REQUIRED WORK: Go over the listing below line by line and tally those containing "this". Give only the tally.

ROWS:
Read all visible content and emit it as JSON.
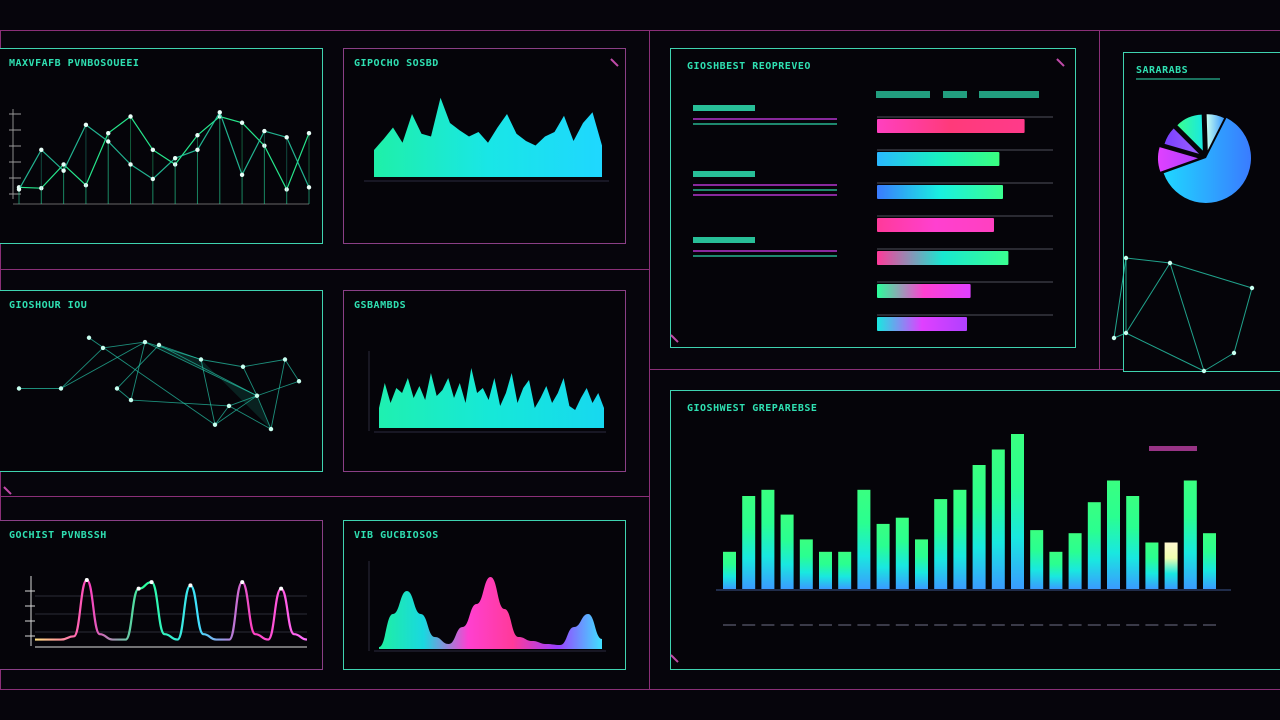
{
  "colors": {
    "background": "#06050c",
    "frame": "#8a2f78",
    "panel_border": "#3fd3b0",
    "title": "#2fe0b2",
    "cyan": "#19f0e0",
    "green": "#2aff9a",
    "magenta": "#e040ff",
    "pink": "#ff3a9a",
    "blue": "#3a7bff"
  },
  "panels": {
    "p1": {
      "title": "MAXVFAFB PVNBOSOUEEI"
    },
    "p2": {
      "title": "GIPOCHO SOSBD"
    },
    "p3": {
      "title": "GIOSHOUR IOU"
    },
    "p4": {
      "title": "GSBAMBDS"
    },
    "p5": {
      "title": "GOCHIST PVNBSSH"
    },
    "p6": {
      "title": "VIB GUCBIOSOS"
    },
    "p7": {
      "title": "GIOSHBEST REOPREVEO"
    },
    "p8": {
      "title": "SARARABS"
    },
    "p9": {
      "title": "GIOSHWEST GREPAREBSE"
    }
  },
  "chart_data": [
    {
      "type": "line",
      "panel": "p1",
      "series": [
        {
          "values": [
            40,
            38,
            95,
            45,
            170,
            210,
            130,
            95,
            165,
            210,
            195,
            140,
            35,
            170
          ]
        },
        {
          "values": [
            35,
            130,
            80,
            190,
            150,
            95,
            60,
            110,
            130,
            220,
            70,
            175,
            160,
            40
          ]
        }
      ]
    },
    {
      "type": "area",
      "panel": "p2",
      "values": [
        30,
        42,
        55,
        38,
        70,
        48,
        45,
        88,
        60,
        52,
        45,
        50,
        38,
        55,
        70,
        48,
        40,
        35,
        45,
        50,
        68,
        40,
        60,
        72,
        35
      ]
    },
    {
      "type": "scatter",
      "panel": "p3",
      "points": [
        [
          0,
          50
        ],
        [
          3,
          50
        ],
        [
          5,
          15
        ],
        [
          6,
          22
        ],
        [
          7,
          50
        ],
        [
          8,
          58
        ],
        [
          9,
          18
        ],
        [
          10,
          20
        ],
        [
          13,
          30
        ],
        [
          14,
          75
        ],
        [
          15,
          62
        ],
        [
          16,
          35
        ],
        [
          17,
          55
        ],
        [
          18,
          78
        ],
        [
          19,
          30
        ],
        [
          20,
          45
        ]
      ]
    },
    {
      "type": "area",
      "panel": "p4",
      "values": [
        20,
        45,
        25,
        40,
        35,
        50,
        30,
        42,
        28,
        55,
        32,
        38,
        50,
        30,
        45,
        25,
        60,
        35,
        40,
        28,
        50,
        22,
        35,
        55,
        25,
        40,
        48,
        20,
        30,
        42,
        25,
        35,
        50,
        22,
        18,
        30,
        40,
        25,
        35,
        20
      ]
    },
    {
      "type": "line",
      "panel": "p5",
      "series": [
        {
          "values": [
            5,
            5,
            5,
            8,
            60,
            10,
            5,
            5,
            52,
            58,
            10,
            5,
            55,
            10,
            5,
            5,
            58,
            10,
            5,
            52,
            10,
            5
          ]
        }
      ]
    },
    {
      "type": "area",
      "panel": "p6",
      "values": [
        2,
        35,
        58,
        35,
        12,
        5,
        22,
        45,
        72,
        40,
        12,
        8,
        5,
        4,
        22,
        35,
        10
      ]
    },
    {
      "type": "bar",
      "panel": "p7",
      "orientation": "horizontal",
      "values": [
        82,
        68,
        70,
        65,
        73,
        52,
        50
      ]
    },
    {
      "type": "pie",
      "panel": "p8",
      "values": [
        62,
        10,
        8,
        12,
        8
      ]
    },
    {
      "type": "bar",
      "panel": "p9",
      "values": [
        12,
        30,
        32,
        24,
        16,
        12,
        12,
        32,
        21,
        23,
        16,
        29,
        32,
        40,
        45,
        50,
        19,
        12,
        18,
        28,
        35,
        30,
        15,
        15,
        35,
        18
      ]
    }
  ]
}
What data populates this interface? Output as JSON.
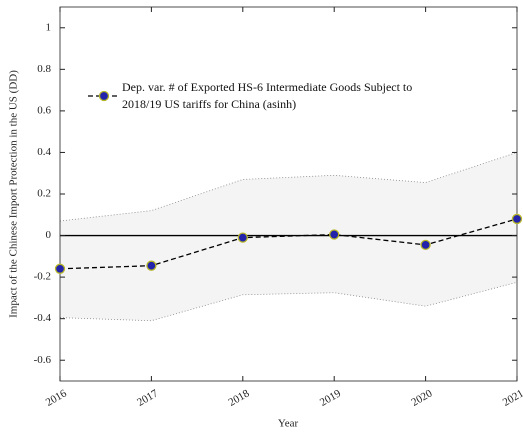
{
  "chart_data": {
    "type": "line",
    "x": [
      2016,
      2017,
      2018,
      2019,
      2020,
      2021
    ],
    "series": [
      {
        "name": "Dep. var. # of Exported HS-6 Intermediate Goods Subject to 2018/19 US tariffs for China (asinh)",
        "color": "#2222aa",
        "values": [
          -0.16,
          -0.145,
          -0.01,
          0.005,
          -0.045,
          0.08
        ],
        "upper": [
          0.07,
          0.12,
          0.27,
          0.29,
          0.255,
          0.4
        ],
        "lower": [
          -0.395,
          -0.41,
          -0.285,
          -0.275,
          -0.34,
          -0.225
        ]
      }
    ],
    "xlabel": "Year",
    "ylabel": "Impact of the Chinese Import Protection in the US (DD)",
    "xlim": [
      2016,
      2021
    ],
    "xticks": [
      2016,
      2017,
      2018,
      2019,
      2020,
      2021
    ],
    "ylim": [
      -0.7,
      1.1
    ],
    "yticks": [
      -0.6,
      -0.4,
      -0.2,
      0,
      0.2,
      0.4,
      0.6,
      0.8,
      1
    ],
    "legend": "upper-left"
  }
}
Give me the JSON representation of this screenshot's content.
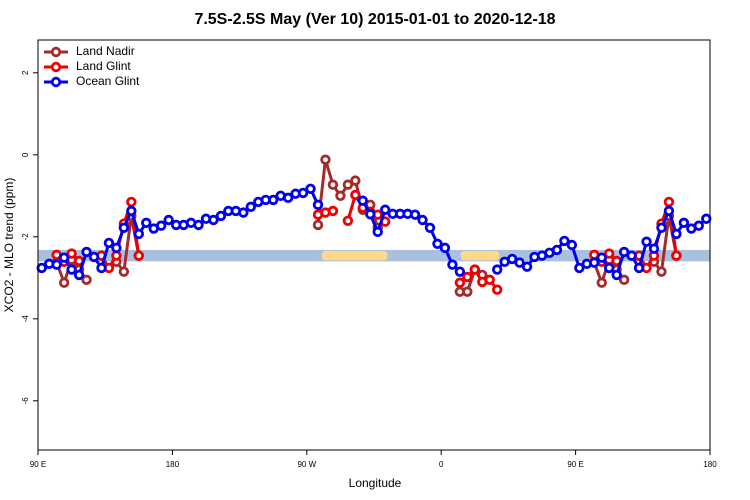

ANSWER TO THE TASK: 2